WORK INSTRUCTIONS: Exactly reproduce each record listed below.

INFORMATION PROVIDED:
----
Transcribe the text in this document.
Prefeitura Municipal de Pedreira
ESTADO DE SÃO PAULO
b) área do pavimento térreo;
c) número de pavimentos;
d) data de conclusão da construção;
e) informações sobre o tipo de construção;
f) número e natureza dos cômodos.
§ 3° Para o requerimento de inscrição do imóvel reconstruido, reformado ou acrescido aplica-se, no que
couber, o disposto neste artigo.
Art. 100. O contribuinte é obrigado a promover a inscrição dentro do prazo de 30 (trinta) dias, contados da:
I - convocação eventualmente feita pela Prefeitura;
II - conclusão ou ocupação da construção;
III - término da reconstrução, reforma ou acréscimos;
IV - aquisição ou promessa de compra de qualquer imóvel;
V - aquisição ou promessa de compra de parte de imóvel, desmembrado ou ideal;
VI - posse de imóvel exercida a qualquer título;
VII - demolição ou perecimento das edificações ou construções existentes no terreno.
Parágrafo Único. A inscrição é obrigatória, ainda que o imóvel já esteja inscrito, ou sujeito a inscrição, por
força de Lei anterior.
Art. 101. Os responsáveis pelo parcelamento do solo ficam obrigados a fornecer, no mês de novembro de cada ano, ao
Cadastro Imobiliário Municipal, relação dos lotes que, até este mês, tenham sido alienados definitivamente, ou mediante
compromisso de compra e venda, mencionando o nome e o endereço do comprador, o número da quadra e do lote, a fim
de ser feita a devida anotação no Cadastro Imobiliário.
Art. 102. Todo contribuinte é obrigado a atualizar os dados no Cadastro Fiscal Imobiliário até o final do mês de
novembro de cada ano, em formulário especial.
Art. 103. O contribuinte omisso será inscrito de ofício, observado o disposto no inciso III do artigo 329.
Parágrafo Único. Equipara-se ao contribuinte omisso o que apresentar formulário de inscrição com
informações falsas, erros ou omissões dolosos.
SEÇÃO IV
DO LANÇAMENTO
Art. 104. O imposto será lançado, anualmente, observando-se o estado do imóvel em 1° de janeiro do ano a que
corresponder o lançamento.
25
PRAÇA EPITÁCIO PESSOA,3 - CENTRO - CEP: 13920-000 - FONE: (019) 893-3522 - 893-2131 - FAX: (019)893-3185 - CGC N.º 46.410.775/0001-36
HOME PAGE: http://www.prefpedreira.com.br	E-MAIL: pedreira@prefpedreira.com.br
----
WRITTEN RESPONSE:
Transcribe the text in this document.
Prefeitura Municipal de Pedreira
ESTADO DE SÃO PAULO
b) área do pavimento térreo;
c) número de pavimentos;
d) data de conclusão da construção;
e) informações sobre o tipo de construção;
f) número e natureza dos cômodos.
§ 3° Para o requerimento de inscrição do imóvel reconstruido, reformado ou acrescido aplica-se, no que
couber, o disposto neste artigo.
Art. 100. O contribuinte é obrigado a promover a inscrição dentro do prazo de 30 (trinta) dias, contados da:
I - convocação eventualmente feita pela Prefeitura;
II - conclusão ou ocupação da construção;
III - término da reconstrução, reforma ou acréscimos;
IV - aquisição ou promessa de compra de qualquer imóvel;
V - aquisição ou promessa de compra de parte de imóvel, desmembrado ou ideal;
VI - posse de imóvel exercida a qualquer título;
VII - demolição ou perecimento das edificações ou construções existentes no terreno.
Parágrafo Único. A inscrição é obrigatória, ainda que o imóvel já esteja inscrito, ou sujeito a inscrição, por
força de Lei anterior.
Art. 101. Os responsáveis pelo parcelamento do solo ficam obrigados a fornecer, no mês de novembro de cada ano, ao
Cadastro Imobiliário Municipal, relação dos lotes que, até este mês, tenham sido alienados definitivamente, ou mediante
compromisso de compra e venda, mencionando o nome e o endereço do comprador, o número da quadra e do lote, a fim
de ser feita a devida anotação no Cadastro Imobiliário.
Art. 102. Todo contribuinte é obrigado a atualizar os dados no Cadastro Fiscal Imobiliário até o final do mês de
novembro de cada ano, em formulário especial.
Art. 103. O contribuinte omisso será inscrito de ofício, observado o disposto no inciso III do artigo 329.
Parágrafo Único. Equipara-se ao contribuinte omisso o que apresentar formulário de inscrição com
informações falsas, erros ou omissões dolosos.
SEÇÃO IV
DO LANÇAMENTO
Art. 104. O imposto será lançado, anualmente, observando-se o estado do imóvel em 1° de janeiro do ano a que
corresponder o lançamento.
25
PRAÇA EPITÁCIO PESSOA,3 - CENTRO - CEP: 13920-000 - FONE: (019) 893-3522 - 893-2131 - FAX: (019)893-3185 - CGC N.º 46.410.775/0001-36
HOME PAGE: http://www.prefpedreira.com.br	E-MAIL: pedreira@prefpedreira.com.br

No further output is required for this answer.